# Work instructions:
Leave out the pictures and transcribe the rest of the records exactly.

# Material shown:
--

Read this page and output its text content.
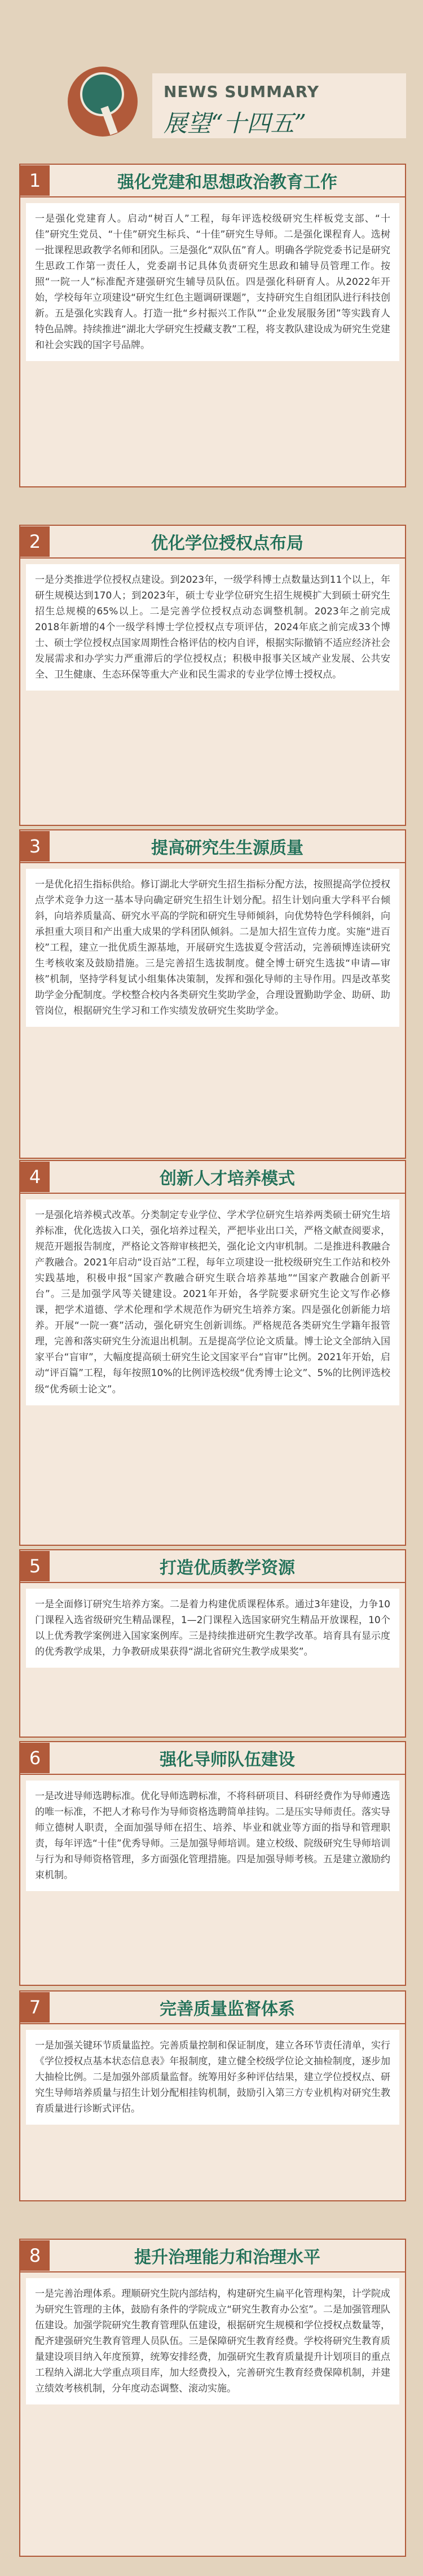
NEWS SUMMARY
展望“十四五”
1	强化党建和思想政治教育工作

一是强化党建育人。启动“树百人”工程，每年评选校级研究生样板党支部、“十佳”研究生党员、“十佳”研究生标兵、“十佳”研究生导师。二是强化课程育人。选树一批课程思政教学名师和团队。三是强化“双队伍”育人。明确各学院党委书记是研究生思政工作第一责任人，党委副书记具体负责研究生思政和辅导员管理工作。按照“一院一人”标准配齐建强研究生辅导员队伍。四是强化科研育人。从2022年开始，学校每年立项建设“研究生红色主题调研课题”，支持研究生自组团队进行科技创新。五是强化实践育人。打造一批“乡村振兴工作队”“企业发展服务团”等实践育人特色品牌。持续推进“湖北大学研究生授藏支教”工程，将支教队建设成为研究生党建和社会实践的国字号品牌。

2	优化学位授权点布局

一是分类推进学位授权点建设。到2023年，一级学科博士点数量达到11个以上，年研生规模达到170人；到2023年，硕士专业学位研究生招生规模扩大到硕士研究生招生总规模的65%以上。二是完善学位授权点动态调整机制。2023年之前完成2018年新增的4个一级学科博士学位授权点专项评估，2024年底之前完成33个博士、硕士学位授权点国家周期性合格评估的校内自评，根据实际撤销不适应经济社会发展需求和办学实力严重滞后的学位授权点；积极申报事关区域产业发展、公共安全、卫生健康、生态环保等重大产业和民生需求的专业学位博士授权点。

3	提高研究生生源质量

一是优化招生指标供给。修订湖北大学研究生招生指标分配方法，按照提高学位授权点学术竞争力这一基本导向确定研究生招生计划分配。招生计划向重大学科平台倾斜，向培养质量高、研究水平高的学院和研究生导师倾斜，向优势特色学科倾斜，向承担重大项目和产出重大成果的学科团队倾斜。二是加大招生宣传力度。实施“进百校”工程，建立一批优质生源基地，开展研究生选拔夏令营活动，完善硕博连读研究生考核收案及鼓励措施。三是完善招生选拔制度。健全博士研究生选拔“申请—审核”机制，坚持学科复试小组集体决策制，发挥和强化导师的主导作用。四是改革奖助学金分配制度。学校整合校内各类研究生奖助学金，合理设置勤助学金、助研、助管岗位，根据研究生学习和工作实绩发放研究生奖助学金。

4	创新人才培养模式

一是强化培养模式改革。分类制定专业学位、学术学位研究生培养两类硕士研究生培养标准，优化选拔入口关，强化培养过程关，严把毕业出口关，严格文献查阅要求，规范开题报告制度，严格论文答辩审核把关，强化论文内审机制。二是推进科教融合产教融合。2021年启动“设百站”工程，每年立项建设一批校级研究生工作站和校外实践基地，积极申报“国家产教融合研究生联合培养基地”“国家产教融合创新平台”。三是加强学风等关键建设。2021年开始，各学院要求研究生论文写作必修课，把学术道德、学术伦理和学术规范作为研究生培养方案。四是强化创新能力培养。开展“一院一赛”活动，强化研究生创新训练。严格规范各类研究生学籍年报管理，完善和落实研究生分流退出机制。五是提高学位论文质量。博士论文全部纳入国家平台“盲审”，大幅度提高硕士研究生论文国家平台“盲审”比例。2021年开始，启动“评百篇”工程，每年按照10%的比例评选校级“优秀博士论文”、5%的比例评选校级“优秀硕士论文”。

5	打造优质教学资源

一是全面修订研究生培养方案。二是着力构建优质课程体系。通过3年建设，力争10门课程入选省级研究生精品课程，1—2门课程入选国家研究生精品开放课程，10个以上优秀教学案例进入国家案例库。三是持续推进研究生教学改革。培育具有显示度的优秀教学成果，力争教研成果获得“湖北省研究生教学成果奖”。

6	强化导师队伍建设

一是改进导师选聘标准。优化导师选聘标准，不将科研项目、科研经费作为导师遴选的唯一标准，不把人才称号作为导师资格选聘简单挂钩。二是压实导师责任。落实导师立德树人职责，全面加强导师在招生、培养、毕业和就业等方面的指导和管理职责，每年评选“十佳”优秀导师。三是加强导师培训。建立校级、院级研究生导师培训与行为和导师资格管理，多方面强化管理措施。四是加强导师考核。五是建立激励约束机制。

7	完善质量监督体系

一是加强关键环节质量监控。完善质量控制和保证制度，建立各环节责任清单，实行《学位授权点基本状态信息表》年报制度，建立健全校级学位论文抽检制度，逐步加大抽检比例。二是加强外部质量监督。统筹用好多种评估结果，建立学位授权点、研究生导师培养质量与招生计划分配相挂钩机制，鼓励引入第三方专业机构对研究生教育质量进行诊断式评估。

8	提升治理能力和治理水平

一是完善治理体系。理顺研究生院内部结构，构建研究生扁平化管理构架，计学院成为研究生管理的主体，鼓励有条件的学院成立“研究生教育办公室”。二是加强管理队伍建设。加强学院研究生教育管理队伍建设，根据研究生规模和学位授权点数量等，配齐建强研究生教育管理人员队伍。三是保障研究生教育经费。学校将研究生教育质量建设项目纳入年度预算，统筹安排经费，加强研究生教育质量提升计划项目的重点工程纳入湖北大学重点项目库，加大经费投入，完善研究生教育经费保障机制，并建立绩效考核机制，分年度动态调整、滚动实施。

--

# Task response:
Read this page and output its text content.
NEWS SUMMARY
展望“十四五”
1	强化党建和思想政治教育工作

一是强化党建育人。启动“树百人”工程，每年评选校级研究生样板党支部、“十佳”研究生党员、“十佳”研究生标兵、“十佳”研究生导师。二是强化课程育人。选树一批课程思政教学名师和团队。三是强化“双队伍”育人。明确各学院党委书记是研究生思政工作第一责任人，党委副书记具体负责研究生思政和辅导员管理工作。按照“一院一人”标准配齐建强研究生辅导员队伍。四是强化科研育人。从2022年开始，学校每年立项建设“研究生红色主题调研课题”，支持研究生自组团队进行科技创新。五是强化实践育人。打造一批“乡村振兴工作队”“企业发展服务团”等实践育人特色品牌。持续推进“湖北大学研究生授藏支教”工程，将支教队建设成为研究生党建和社会实践的国字号品牌。

2	优化学位授权点布局

一是分类推进学位授权点建设。到2023年，一级学科博士点数量达到11个以上，年研生规模达到170人；到2023年，硕士专业学位研究生招生规模扩大到硕士研究生招生总规模的65%以上。二是完善学位授权点动态调整机制。2023年之前完成2018年新增的4个一级学科博士学位授权点专项评估，2024年底之前完成33个博士、硕士学位授权点国家周期性合格评估的校内自评，根据实际撤销不适应经济社会发展需求和办学实力严重滞后的学位授权点；积极申报事关区域产业发展、公共安全、卫生健康、生态环保等重大产业和民生需求的专业学位博士授权点。

3	提高研究生生源质量

一是优化招生指标供给。修订湖北大学研究生招生指标分配方法，按照提高学位授权点学术竞争力这一基本导向确定研究生招生计划分配。招生计划向重大学科平台倾斜，向培养质量高、研究水平高的学院和研究生导师倾斜，向优势特色学科倾斜，向承担重大项目和产出重大成果的学科团队倾斜。二是加大招生宣传力度。实施“进百校”工程，建立一批优质生源基地，开展研究生选拔夏令营活动，完善硕博连读研究生考核收案及鼓励措施。三是完善招生选拔制度。健全博士研究生选拔“申请—审核”机制，坚持学科复试小组集体决策制，发挥和强化导师的主导作用。四是改革奖助学金分配制度。学校整合校内各类研究生奖助学金，合理设置勤助学金、助研、助管岗位，根据研究生学习和工作实绩发放研究生奖助学金。

4	创新人才培养模式

一是强化培养模式改革。分类制定专业学位、学术学位研究生培养两类硕士研究生培养标准，优化选拔入口关，强化培养过程关，严把毕业出口关，严格文献查阅要求，规范开题报告制度，严格论文答辩审核把关，强化论文内审机制。二是推进科教融合产教融合。2021年启动“设百站”工程，每年立项建设一批校级研究生工作站和校外实践基地，积极申报“国家产教融合研究生联合培养基地”“国家产教融合创新平台”。三是加强学风等关键建设。2021年开始，各学院要求研究生论文写作必修课，把学术道德、学术伦理和学术规范作为研究生培养方案。四是强化创新能力培养。开展“一院一赛”活动，强化研究生创新训练。严格规范各类研究生学籍年报管理，完善和落实研究生分流退出机制。五是提高学位论文质量。博士论文全部纳入国家平台“盲审”，大幅度提高硕士研究生论文国家平台“盲审”比例。2021年开始，启动“评百篇”工程，每年按照10%的比例评选校级“优秀博士论文”、5%的比例评选校级“优秀硕士论文”。

5	打造优质教学资源

一是全面修订研究生培养方案。二是着力构建优质课程体系。通过3年建设，力争10门课程入选省级研究生精品课程，1—2门课程入选国家研究生精品开放课程，10个以上优秀教学案例进入国家案例库。三是持续推进研究生教学改革。培育具有显示度的优秀教学成果，力争教研成果获得“湖北省研究生教学成果奖”。

6	强化导师队伍建设

一是改进导师选聘标准。优化导师选聘标准，不将科研项目、科研经费作为导师遴选的唯一标准，不把人才称号作为导师资格选聘简单挂钩。二是压实导师责任。落实导师立德树人职责，全面加强导师在招生、培养、毕业和就业等方面的指导和管理职责，每年评选“十佳”优秀导师。三是加强导师培训。建立校级、院级研究生导师培训与行为和导师资格管理，多方面强化管理措施。四是加强导师考核。五是建立激励约束机制。

7	完善质量监督体系

一是加强关键环节质量监控。完善质量控制和保证制度，建立各环节责任清单，实行《学位授权点基本状态信息表》年报制度，建立健全校级学位论文抽检制度，逐步加大抽检比例。二是加强外部质量监督。统筹用好多种评估结果，建立学位授权点、研究生导师培养质量与招生计划分配相挂钩机制，鼓励引入第三方专业机构对研究生教育质量进行诊断式评估。

8	提升治理能力和治理水平

一是完善治理体系。理顺研究生院内部结构，构建研究生扁平化管理构架，计学院成为研究生管理的主体，鼓励有条件的学院成立“研究生教育办公室”。二是加强管理队伍建设。加强学院研究生教育管理队伍建设，根据研究生规模和学位授权点数量等，配齐建强研究生教育管理人员队伍。三是保障研究生教育经费。学校将研究生教育质量建设项目纳入年度预算，统筹安排经费，加强研究生教育质量提升计划项目的重点工程纳入湖北大学重点项目库，加大经费投入，完善研究生教育经费保障机制，并建立绩效考核机制，分年度动态调整、滚动实施。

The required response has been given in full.